_Task inputs_.

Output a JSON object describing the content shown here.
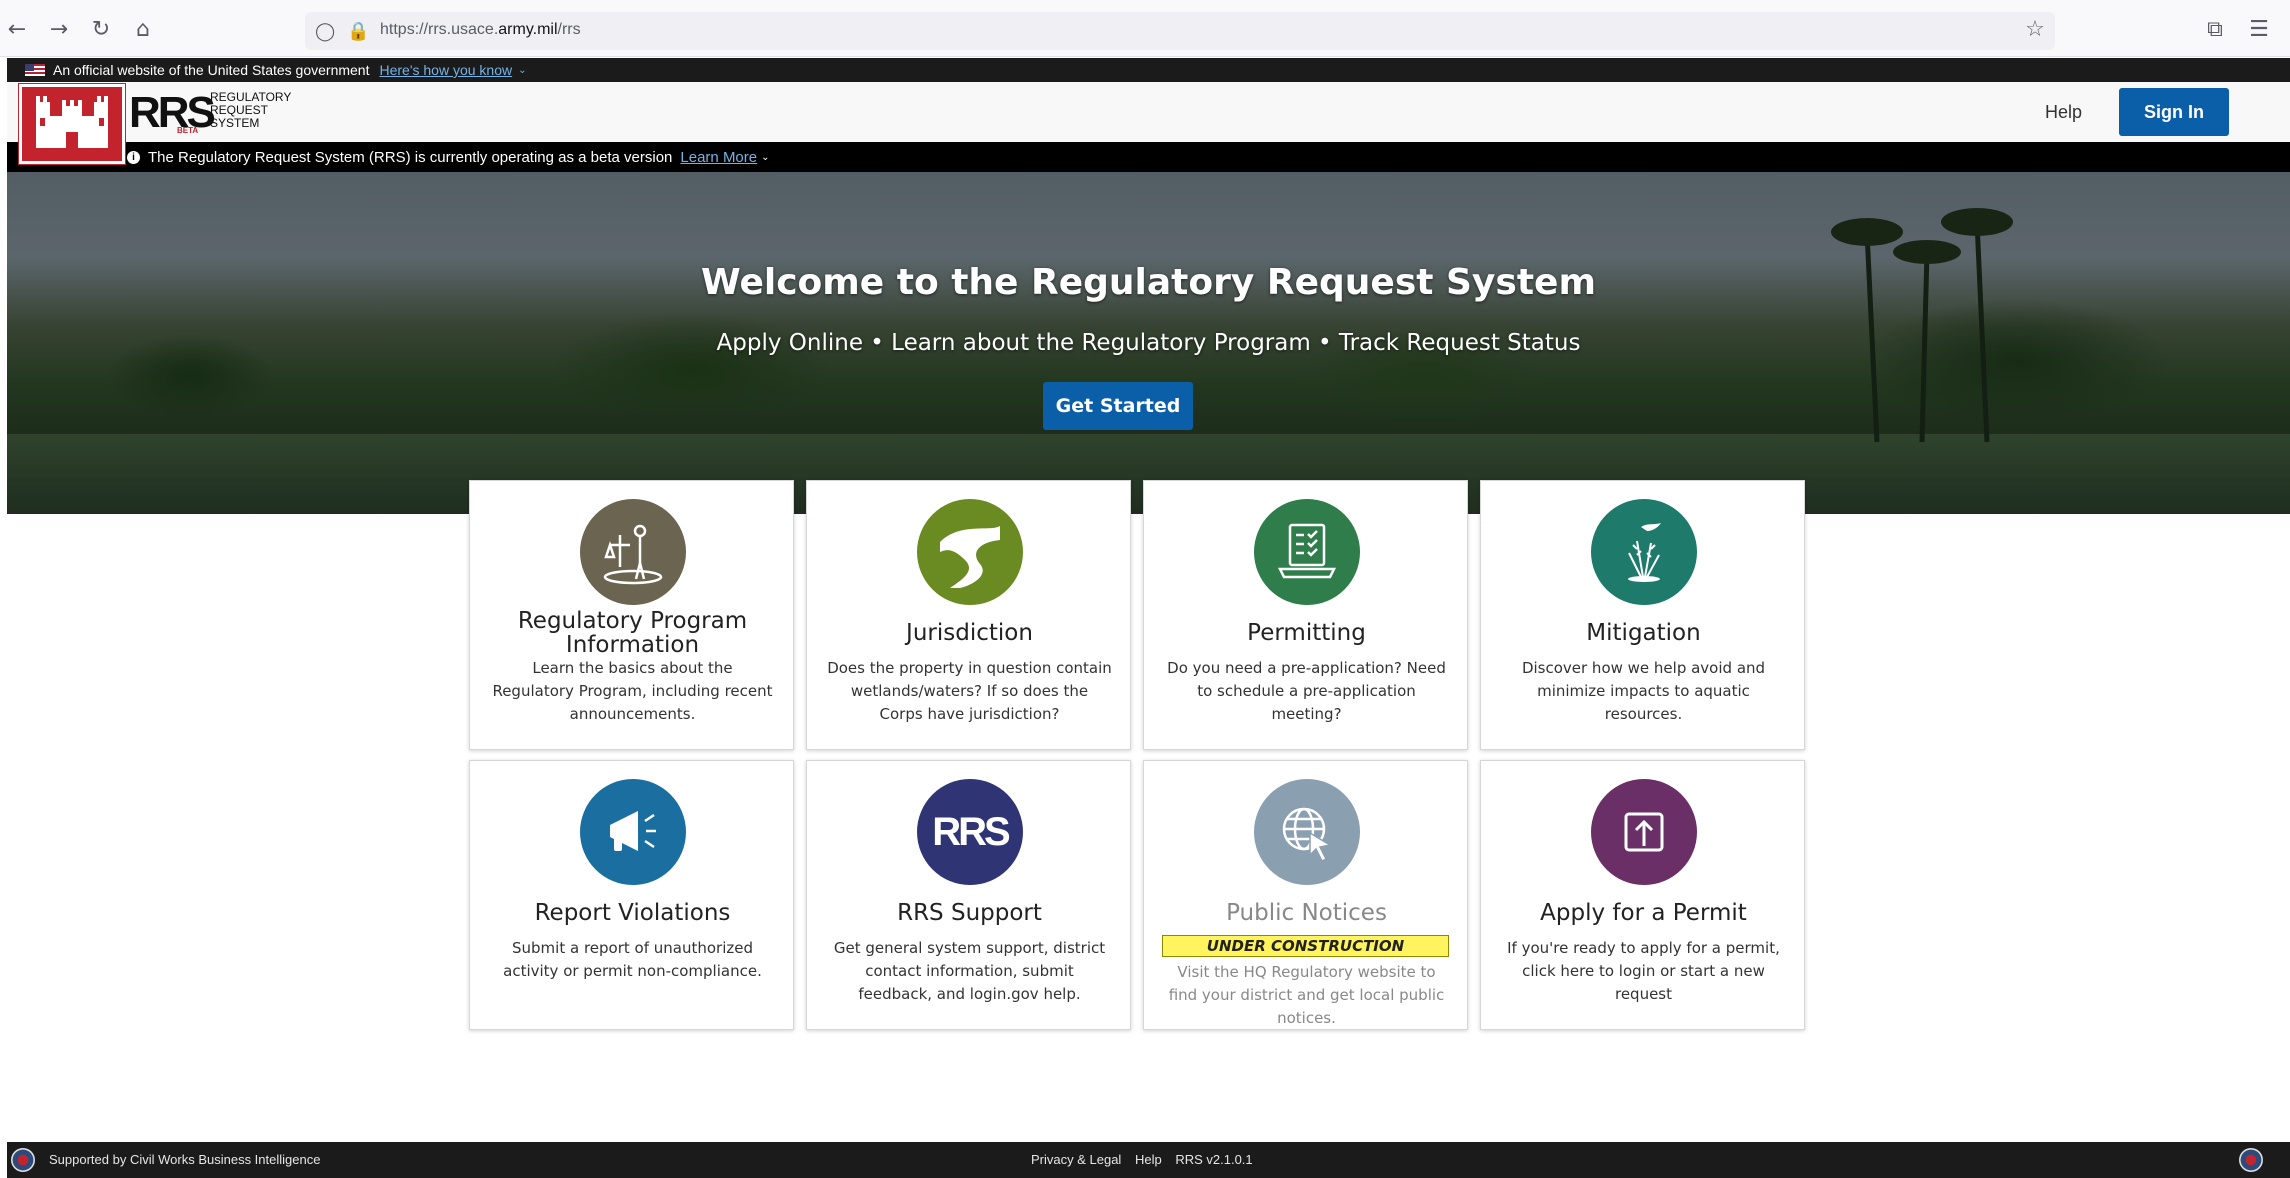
{
  "browser": {
    "url_prefix": "https://rrs.usace.",
    "url_domain": "army.mil",
    "url_suffix": "/rrs"
  },
  "gov_banner": {
    "text": "An official website of the United States government",
    "link": "Here's how you know"
  },
  "header": {
    "logo_text": "RRS",
    "logo_sub_1": "REGULATORY",
    "logo_sub_2": "REQUEST",
    "logo_sub_3": "SYSTEM",
    "logo_tag": "BETA",
    "help": "Help",
    "sign_in": "Sign In"
  },
  "beta_notice": {
    "text": "The Regulatory Request System (RRS) is currently operating as a beta version",
    "link": "Learn More"
  },
  "hero": {
    "title": "Welcome to the Regulatory Request System",
    "subtitle": "Apply Online • Learn about the Regulatory Program • Track Request Status",
    "button": "Get Started"
  },
  "cards": [
    {
      "title": "Regulatory Program Information",
      "desc": "Learn the basics about the Regulatory Program, including recent announcements.",
      "color": "#6b6450",
      "icon": "people-scale-icon"
    },
    {
      "title": "Jurisdiction",
      "desc": "Does the property in question contain wetlands/waters? If so does the Corps have jurisdiction?",
      "color": "#6a8a22",
      "icon": "river-icon"
    },
    {
      "title": "Permitting",
      "desc": "Do you need a pre-application? Need to schedule a pre-application meeting?",
      "color": "#2e7d4a",
      "icon": "laptop-checklist-icon"
    },
    {
      "title": "Mitigation",
      "desc": "Discover how we help avoid and minimize impacts to aquatic resources.",
      "color": "#1e7a6a",
      "icon": "bird-reeds-icon"
    },
    {
      "title": "Report Violations",
      "desc": "Submit a report of unauthorized activity or permit non-compliance.",
      "color": "#1a6fa0",
      "icon": "megaphone-icon"
    },
    {
      "title": "RRS Support",
      "desc": "Get general system support, district contact information, submit feedback, and login.gov help.",
      "color": "#2f3475",
      "icon": "rrs-logo-icon",
      "icon_text": "RRS"
    },
    {
      "title": "Public Notices",
      "desc": "Visit the HQ Regulatory website to find your district and get local public notices.",
      "color": "#8a9fb0",
      "icon": "globe-cursor-icon",
      "badge": "UNDER CONSTRUCTION"
    },
    {
      "title": "Apply for a Permit",
      "desc": "If you're ready to apply for a permit, click here to login or start a new request",
      "color": "#6a2f66",
      "icon": "upload-icon"
    }
  ],
  "footer": {
    "left": "Supported by Civil Works Business Intelligence",
    "privacy": "Privacy & Legal",
    "help": "Help",
    "version": "RRS v2.1.0.1"
  }
}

_Exercise description_.
Your copy should match the entries exactly, minus the pictures.

_Exercise solution_.
Output a JSON object describing the content shown here.
{
  "browser": {
    "url_prefix": "https://rrs.usace.",
    "url_domain": "army.mil",
    "url_suffix": "/rrs"
  },
  "gov_banner": {
    "text": "An official website of the United States government",
    "link": "Here's how you know"
  },
  "header": {
    "logo_text": "RRS",
    "logo_sub_1": "REGULATORY",
    "logo_sub_2": "REQUEST",
    "logo_sub_3": "SYSTEM",
    "logo_tag": "BETA",
    "help": "Help",
    "sign_in": "Sign In"
  },
  "beta_notice": {
    "text": "The Regulatory Request System (RRS) is currently operating as a beta version",
    "link": "Learn More"
  },
  "hero": {
    "title": "Welcome to the Regulatory Request System",
    "subtitle": "Apply Online • Learn about the Regulatory Program • Track Request Status",
    "button": "Get Started"
  },
  "cards": [
    {
      "title": "Regulatory Program Information",
      "desc": "Learn the basics about the Regulatory Program, including recent announcements.",
      "color": "#6b6450",
      "icon": "people-scale-icon"
    },
    {
      "title": "Jurisdiction",
      "desc": "Does the property in question contain wetlands/waters? If so does the Corps have jurisdiction?",
      "color": "#6a8a22",
      "icon": "river-icon"
    },
    {
      "title": "Permitting",
      "desc": "Do you need a pre-application? Need to schedule a pre-application meeting?",
      "color": "#2e7d4a",
      "icon": "laptop-checklist-icon"
    },
    {
      "title": "Mitigation",
      "desc": "Discover how we help avoid and minimize impacts to aquatic resources.",
      "color": "#1e7a6a",
      "icon": "bird-reeds-icon"
    },
    {
      "title": "Report Violations",
      "desc": "Submit a report of unauthorized activity or permit non-compliance.",
      "color": "#1a6fa0",
      "icon": "megaphone-icon"
    },
    {
      "title": "RRS Support",
      "desc": "Get general system support, district contact information, submit feedback, and login.gov help.",
      "color": "#2f3475",
      "icon": "rrs-logo-icon",
      "icon_text": "RRS"
    },
    {
      "title": "Public Notices",
      "desc": "Visit the HQ Regulatory website to find your district and get local public notices.",
      "color": "#8a9fb0",
      "icon": "globe-cursor-icon",
      "badge": "UNDER CONSTRUCTION"
    },
    {
      "title": "Apply for a Permit",
      "desc": "If you're ready to apply for a permit, click here to login or start a new request",
      "color": "#6a2f66",
      "icon": "upload-icon"
    }
  ],
  "footer": {
    "left": "Supported by Civil Works Business Intelligence",
    "privacy": "Privacy & Legal",
    "help": "Help",
    "version": "RRS v2.1.0.1"
  }
}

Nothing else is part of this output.